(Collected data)
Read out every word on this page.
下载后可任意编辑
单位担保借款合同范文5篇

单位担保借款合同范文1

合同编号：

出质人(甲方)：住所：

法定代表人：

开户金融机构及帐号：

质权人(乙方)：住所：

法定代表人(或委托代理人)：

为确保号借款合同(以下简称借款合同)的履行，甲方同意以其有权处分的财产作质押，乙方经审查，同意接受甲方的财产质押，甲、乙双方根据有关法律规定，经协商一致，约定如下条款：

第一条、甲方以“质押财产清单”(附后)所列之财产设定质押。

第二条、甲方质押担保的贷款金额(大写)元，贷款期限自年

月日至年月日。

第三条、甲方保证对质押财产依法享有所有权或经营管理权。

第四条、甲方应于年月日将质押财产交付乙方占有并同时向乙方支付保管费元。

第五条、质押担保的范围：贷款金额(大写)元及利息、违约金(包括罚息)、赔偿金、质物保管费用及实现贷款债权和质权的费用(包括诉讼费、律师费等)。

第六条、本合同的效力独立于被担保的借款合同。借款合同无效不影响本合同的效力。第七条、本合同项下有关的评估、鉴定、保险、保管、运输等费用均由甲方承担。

Exercise requirements: Write out every record shown above, word for word.

Right answer:
Read out every word on this page.
下载后可任意编辑
单位担保借款合同范文5篇

单位担保借款合同范文1

合同编号：

出质人(甲方)：住所：

法定代表人：

开户金融机构及帐号：

质权人(乙方)：住所：

法定代表人(或委托代理人)：

为确保号借款合同(以下简称借款合同)的履行，甲方同意以其有权处分的财产作质押，乙方经审查，同意接受甲方的财产质押，甲、乙双方根据有关法律规定，经协商一致，约定如下条款：

第一条、甲方以“质押财产清单”(附后)所列之财产设定质押。

第二条、甲方质押担保的贷款金额(大写)元，贷款期限自年

月日至年月日。

第三条、甲方保证对质押财产依法享有所有权或经营管理权。

第四条、甲方应于年月日将质押财产交付乙方占有并同时向乙方支付保管费元。

第五条、质押担保的范围：贷款金额(大写)元及利息、违约金(包括罚息)、赔偿金、质物保管费用及实现贷款债权和质权的费用(包括诉讼费、律师费等)。

第六条、本合同的效力独立于被担保的借款合同。借款合同无效不影响本合同的效力。第七条、本合同项下有关的评估、鉴定、保险、保管、运输等费用均由甲方承担。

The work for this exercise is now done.